* _Consigne 1_: Relève dans la liste chaque ligne contenant la chaîne « plenum » et recopie-la telle quelle.

━━━ Texte fourni

Allègement et Développement

Une exposition virtuelle pour notre carbone présent

Ce texte continue une exposition virtuelle des participants au séminaire 2022 Outils d’aujourd’hui : Carbone présent, qui sélectionne et relit des objets de la collection du CCA en fonction de divers thèmes liés à la manière dont le carbone façonne notre environnement bâti et nos modes de vie actuels.

Allègement

Arièle Dionne-Krosnick, Iva Resetar, Christian Saavedra

Comment l’urbanisation – en particulier la transformation d’environnements pour répondre aux besoins des humains en matière de confort et de loisirs – canalise-t-elle et redistribue-t-elle l’accès aux éléments naturels comme la végétation, l’eau et l’air? Et comment les pratiques conceptuelles reconstruisent-elles ou remplacent-elles alors ces aspects « manquants » de la nature dans l’environnement bâti?

━━━━━━

* _Consigne 2_: Prolonge le texte sur l'exposition virtuelle consacrée au carbone présent en reprenant juste après sa dernière phrase.

━━━ Données enregistrées

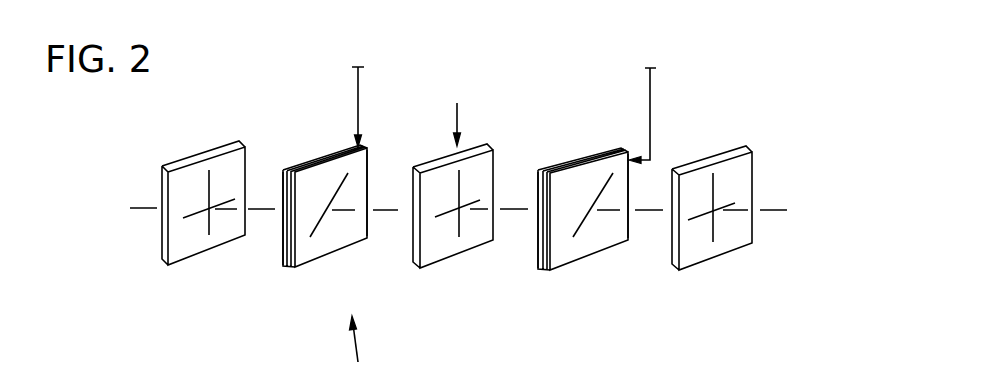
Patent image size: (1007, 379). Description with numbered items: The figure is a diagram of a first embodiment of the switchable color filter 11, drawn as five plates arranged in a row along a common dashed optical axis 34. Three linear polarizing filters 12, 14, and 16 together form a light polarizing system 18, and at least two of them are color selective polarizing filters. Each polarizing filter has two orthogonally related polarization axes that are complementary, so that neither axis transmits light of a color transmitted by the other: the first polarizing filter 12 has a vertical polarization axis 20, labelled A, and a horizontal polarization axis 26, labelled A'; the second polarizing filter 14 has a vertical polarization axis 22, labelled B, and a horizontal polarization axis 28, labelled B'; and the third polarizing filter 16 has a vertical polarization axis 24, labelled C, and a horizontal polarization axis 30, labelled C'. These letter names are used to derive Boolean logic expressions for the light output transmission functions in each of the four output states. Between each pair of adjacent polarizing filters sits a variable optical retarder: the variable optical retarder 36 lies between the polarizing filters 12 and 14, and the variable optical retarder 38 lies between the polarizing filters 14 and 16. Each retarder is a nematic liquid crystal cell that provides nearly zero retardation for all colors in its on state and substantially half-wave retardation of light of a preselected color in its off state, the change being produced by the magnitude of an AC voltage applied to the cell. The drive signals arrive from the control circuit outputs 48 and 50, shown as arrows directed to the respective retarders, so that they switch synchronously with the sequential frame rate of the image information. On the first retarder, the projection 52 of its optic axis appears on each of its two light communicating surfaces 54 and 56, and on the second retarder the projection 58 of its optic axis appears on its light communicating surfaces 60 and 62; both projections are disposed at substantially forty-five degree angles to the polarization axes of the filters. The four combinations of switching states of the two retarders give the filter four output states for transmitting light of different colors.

The switchable color filter 11 is at (361, 347).
The polarizing filter 12 is at (197, 257).
The polarizing filter 14 is at (443, 260).
The polarizing filter 16 is at (705, 262).
The light polarizing system 18 is at (459, 114).
The vertical polarization axis 20 is at (208, 185).
The vertical polarization axis 22 is at (458, 181).
The vertical polarization axis 24 is at (712, 191).
The horizontal polarization axis 26 is at (226, 202).
The horizontal polarization axis 28 is at (472, 202).
The horizontal polarization axis 30 is at (735, 203).
The optical axis 34 is at (772, 212).
The variable optical retarder 36 is at (317, 260).
The variable optical retarder 38 is at (570, 262).
The output 48 is at (358, 97).
The output 50 is at (650, 98).
The projection of the optic axis 52 is at (320, 228).
The light communicating surface 54 is at (283, 250).
The light communicating surface 56 is at (363, 172).
The projection of the optic axis 58 is at (578, 233).
The light communicating surface 60 is at (538, 250).
The light communicating surface 62 is at (623, 200).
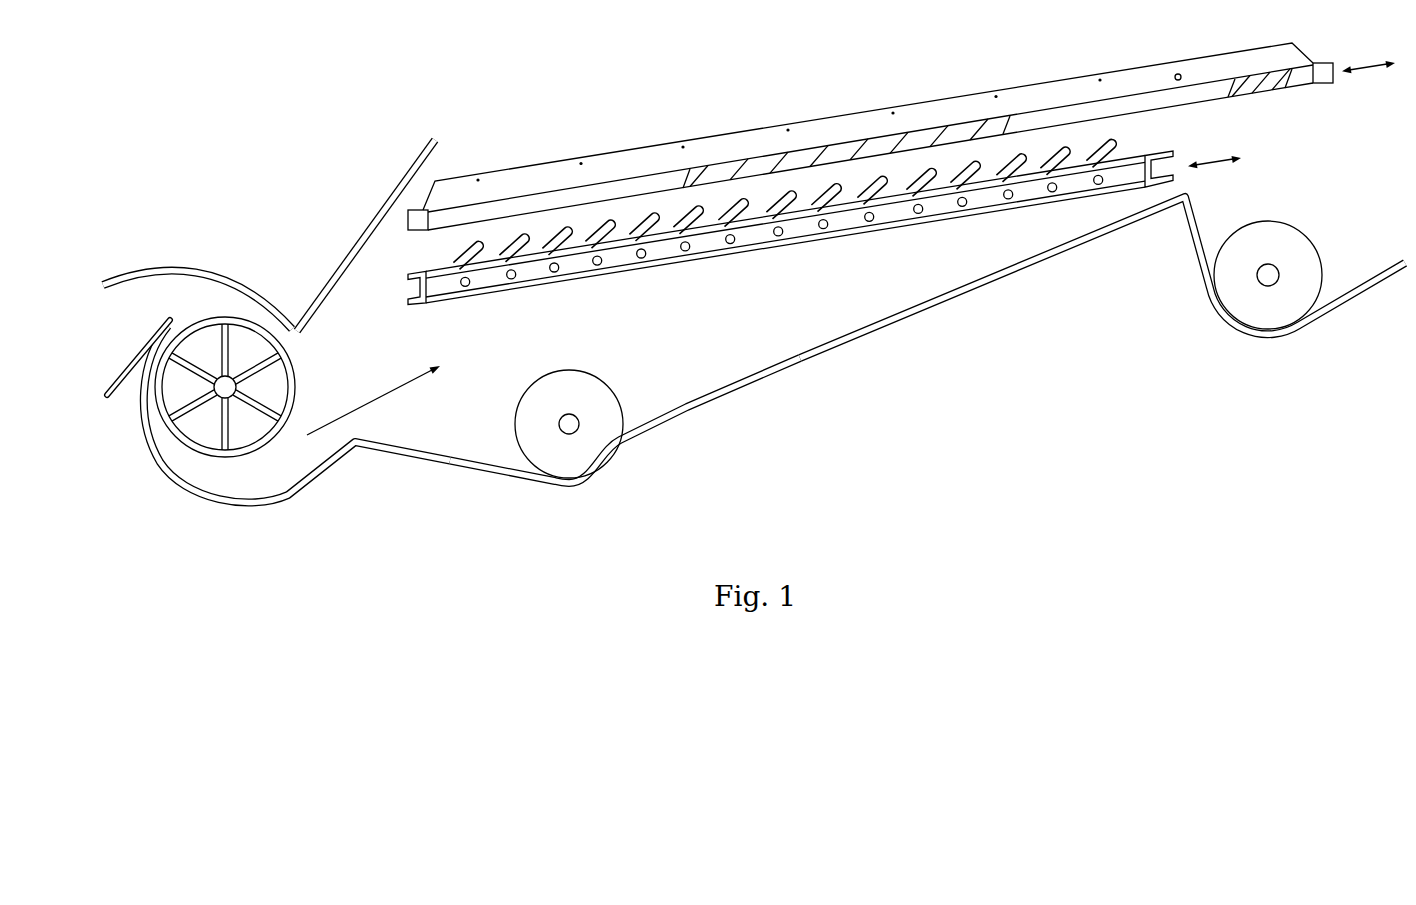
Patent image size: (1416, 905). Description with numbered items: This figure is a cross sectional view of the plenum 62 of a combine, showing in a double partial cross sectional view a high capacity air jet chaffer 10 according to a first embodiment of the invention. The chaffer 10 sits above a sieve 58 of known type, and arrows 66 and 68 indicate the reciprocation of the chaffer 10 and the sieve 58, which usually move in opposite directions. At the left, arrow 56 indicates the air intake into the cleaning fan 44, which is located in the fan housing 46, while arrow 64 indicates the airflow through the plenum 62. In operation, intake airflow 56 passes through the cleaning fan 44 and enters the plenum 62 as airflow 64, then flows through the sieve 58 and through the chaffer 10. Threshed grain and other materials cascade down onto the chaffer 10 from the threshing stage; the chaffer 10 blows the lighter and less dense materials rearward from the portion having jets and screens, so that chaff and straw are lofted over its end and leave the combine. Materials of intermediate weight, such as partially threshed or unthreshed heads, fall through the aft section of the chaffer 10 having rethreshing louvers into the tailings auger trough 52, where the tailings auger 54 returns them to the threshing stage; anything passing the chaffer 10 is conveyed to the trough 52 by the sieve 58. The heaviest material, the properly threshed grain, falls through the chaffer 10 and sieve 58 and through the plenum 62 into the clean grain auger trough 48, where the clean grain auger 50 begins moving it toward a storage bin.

The high capacity air jet chaffer 10 is at (713, 94).
The cleaning fan 44 is at (216, 320).
The fan housing 46 is at (197, 266).
The clean grain auger trough 48 is at (580, 488).
The clean grain auger 50 is at (595, 373).
The tailings auger trough 52 is at (1261, 341).
The tailings auger 54 is at (1293, 224).
The arrow indicating air intake 56 is at (158, 308).
The sieve 58 is at (835, 250).
The plenum 62 is at (487, 372).
The arrow indicating airflow through plenum 64 is at (392, 394).
The arrow indicating reciprocation of chaffer 66 is at (1370, 62).
The arrow indicating reciprocation of sieve 68 is at (1207, 163).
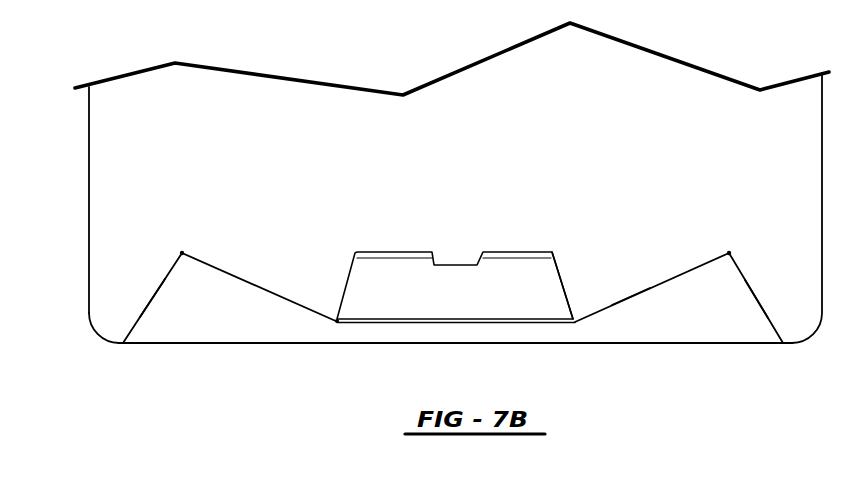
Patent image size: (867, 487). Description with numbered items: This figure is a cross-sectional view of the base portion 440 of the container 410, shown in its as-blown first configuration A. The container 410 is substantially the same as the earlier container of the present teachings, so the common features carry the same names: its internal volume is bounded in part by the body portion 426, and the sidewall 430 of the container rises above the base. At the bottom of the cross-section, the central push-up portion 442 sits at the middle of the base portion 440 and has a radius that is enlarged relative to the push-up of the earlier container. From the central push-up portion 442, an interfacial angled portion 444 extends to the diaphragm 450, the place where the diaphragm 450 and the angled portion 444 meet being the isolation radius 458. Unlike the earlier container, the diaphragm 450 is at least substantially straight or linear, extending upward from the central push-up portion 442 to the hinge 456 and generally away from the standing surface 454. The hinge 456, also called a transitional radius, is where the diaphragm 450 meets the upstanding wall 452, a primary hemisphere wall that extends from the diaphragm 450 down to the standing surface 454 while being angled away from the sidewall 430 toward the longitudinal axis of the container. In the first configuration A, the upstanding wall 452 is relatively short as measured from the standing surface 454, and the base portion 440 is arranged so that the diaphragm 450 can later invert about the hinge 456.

━━━━━━

* _Résultat 1_:
Patent image size: (1416, 905). Description with numbered items: This figure is a cross sectional view of the plenum 62 of a combine, showing in a double partial cross sectional view a high capacity air jet chaffer 10 according to a first embodiment of the invention. The chaffer 10 sits above a sieve 58 of known type, and arrows 66 and 68 indicate the reciprocation of the chaffer 10 and the sieve 58, which usually move in opposite directions. At the left, arrow 56 indicates the air intake into the cleaning fan 44, which is located in the fan housing 46, while arrow 64 indicates the airflow through the plenum 62. In operation, intake airflow 56 passes through the cleaning fan 44 and enters the plenum 62 as airflow 64, then flows through the sieve 58 and through the chaffer 10. Threshed grain and other materials cascade down onto the chaffer 10 from the threshing stage; the chaffer 10 blows the lighter and less dense materials rearward from the portion having jets and screens, so that chaff and straw are lofted over its end and leave the combine. Materials of intermediate weight, such as partially threshed or unthreshed heads, fall through the aft section of the chaffer 10 having rethreshing louvers into the tailings auger trough 52, where the tailings auger 54 returns them to the threshing stage; anything passing the chaffer 10 is conveyed to the trough 52 by the sieve 58. The heaviest material, the properly threshed grain, falls through the chaffer 10 and sieve 58 and through the plenum 62 into the clean grain auger trough 48, where the clean grain auger 50 begins moving it toward a storage bin.
The plenum 62 is at (487, 372).
The arrow indicating airflow through plenum 64 is at (392, 394).

* _Résultat 2_:
Ce regroupement thématique d’objets traite de la façon dont le design procure le confort selon des moyens qui exacerbent paradoxalement la production de carbone. Les modes de réorganisation de l’accès aux ressources en vue du bien-être humain fonctionnent de manière diffuse et à des échelles multiples : des technologies comme la climatisation pour améliorer le confort physique et des infrastructures telles les piscines dans des habitations de banlieue et des complexes de vacances, jusqu’à des paysages récréatifs dans des systèmes urbains postindustriels. Les pratiques d’allègement et de minimisation de l’inconfort, tout en fournissant des espaces pour les loisirs et une vie plus écologique, et souvent étayées par des propositions éthiques visant à remédier aux aspects négatifs de la vie urbaine, proposent notre repli – et, jusqu’à un certain point, notre isolement – de la sphère publique. Cependant, les effets cumulatifs de micro-environnements contrôlés, surtout leurs émissions de carbone, ont des répercussions plus sérieuses sur l’utilisation et l’expérience collectives.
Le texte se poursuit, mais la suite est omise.